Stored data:
· · · · ·
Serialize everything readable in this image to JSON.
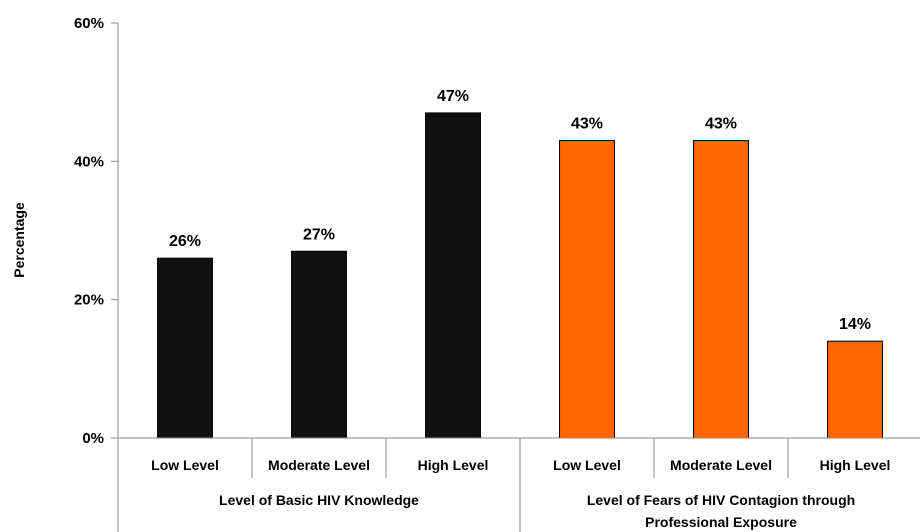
{
  "chart_data": {
    "type": "bar",
    "ylabel": "Percentage",
    "ylim": [
      0,
      60
    ],
    "y_ticks": [
      "0%",
      "20%",
      "40%",
      "60%"
    ],
    "grid": false,
    "groups": [
      {
        "label": "Level of Basic HIV Knowledge",
        "color": "#111111",
        "categories": [
          "Low Level",
          "Moderate Level",
          "High Level"
        ],
        "values": [
          26,
          27,
          47
        ],
        "value_labels": [
          "26%",
          "27%",
          "47%"
        ]
      },
      {
        "label_lines": [
          "Level of Fears of HIV Contagion through",
          "Professional Exposure"
        ],
        "color": "#ff6600",
        "categories": [
          "Low Level",
          "Moderate Level",
          "High Level"
        ],
        "values": [
          43,
          43,
          14
        ],
        "value_labels": [
          "43%",
          "43%",
          "14%"
        ]
      }
    ]
  }
}
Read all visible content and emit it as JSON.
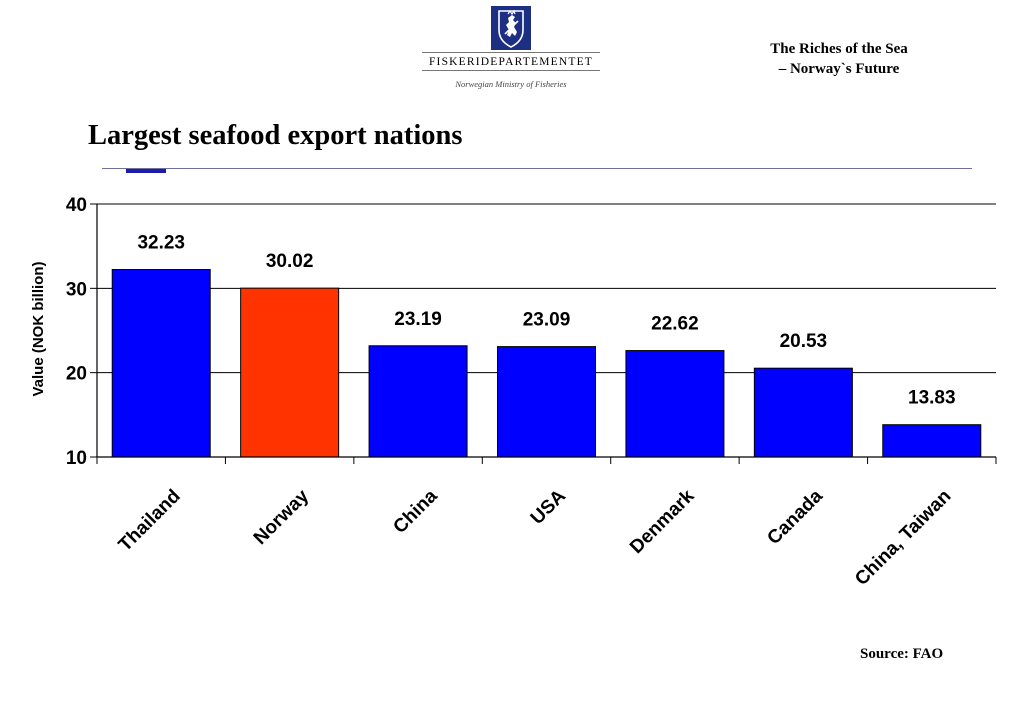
{
  "header": {
    "ministry_name": "FISKERIDEPARTEMENTET",
    "ministry_sub": "Norwegian Ministry of Fisheries",
    "tagline_line1": "The Riches of the Sea",
    "tagline_line2": "– Norway`s Future",
    "logo_icon": "coat-of-arms-icon"
  },
  "colors": {
    "default_bar": "#0000ff",
    "highlight_bar": "#ff3300",
    "logo_blue": "#1c2f82",
    "title_rule": "#6f6fa0"
  },
  "chart_data": {
    "type": "bar",
    "title": "Largest seafood export nations",
    "xlabel": "",
    "ylabel": "Value (NOK billion)",
    "ylim": [
      10,
      40
    ],
    "yticks": [
      10,
      20,
      30,
      40
    ],
    "grid": true,
    "categories": [
      "Thailand",
      "Norway",
      "China",
      "USA",
      "Denmark",
      "Canada",
      "China, Taiwan"
    ],
    "values": [
      32.23,
      30.02,
      23.19,
      23.09,
      22.62,
      20.53,
      13.83
    ],
    "value_labels": [
      "32.23",
      "30.02",
      "23.19",
      "23.09",
      "22.62",
      "20.53",
      "13.83"
    ],
    "highlight_category": "Norway"
  },
  "footer": {
    "source": "Source: FAO"
  }
}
· · · · ·
(PROBLEM)
Retype the whole listing, keeping every line identical and omitting all pictures.

(EXERCISE SOLUTION)
Serialize everything readable in this image to JSON.
{
  "chart_data": {
    "type": "bar",
    "ylabel": "Percentage",
    "ylim": [
      0,
      60
    ],
    "y_ticks": [
      "0%",
      "20%",
      "40%",
      "60%"
    ],
    "grid": false,
    "groups": [
      {
        "label": "Level of Basic HIV Knowledge",
        "color": "#111111",
        "categories": [
          "Low Level",
          "Moderate Level",
          "High Level"
        ],
        "values": [
          26,
          27,
          47
        ],
        "value_labels": [
          "26%",
          "27%",
          "47%"
        ]
      },
      {
        "label_lines": [
          "Level of Fears of HIV Contagion through",
          "Professional Exposure"
        ],
        "color": "#ff6600",
        "categories": [
          "Low Level",
          "Moderate Level",
          "High Level"
        ],
        "values": [
          43,
          43,
          14
        ],
        "value_labels": [
          "43%",
          "43%",
          "14%"
        ]
      }
    ]
  }
}
Read all visible content and emit it as JSON.
{
  "header": {
    "ministry_name": "FISKERIDEPARTEMENTET",
    "ministry_sub": "Norwegian Ministry of Fisheries",
    "tagline_line1": "The Riches of the Sea",
    "tagline_line2": "– Norway`s Future",
    "logo_icon": "coat-of-arms-icon"
  },
  "colors": {
    "default_bar": "#0000ff",
    "highlight_bar": "#ff3300",
    "logo_blue": "#1c2f82",
    "title_rule": "#6f6fa0"
  },
  "chart_data": {
    "type": "bar",
    "title": "Largest seafood export nations",
    "xlabel": "",
    "ylabel": "Value (NOK billion)",
    "ylim": [
      10,
      40
    ],
    "yticks": [
      10,
      20,
      30,
      40
    ],
    "grid": true,
    "categories": [
      "Thailand",
      "Norway",
      "China",
      "USA",
      "Denmark",
      "Canada",
      "China, Taiwan"
    ],
    "values": [
      32.23,
      30.02,
      23.19,
      23.09,
      22.62,
      20.53,
      13.83
    ],
    "value_labels": [
      "32.23",
      "30.02",
      "23.19",
      "23.09",
      "22.62",
      "20.53",
      "13.83"
    ],
    "highlight_category": "Norway"
  },
  "footer": {
    "source": "Source: FAO"
  }
}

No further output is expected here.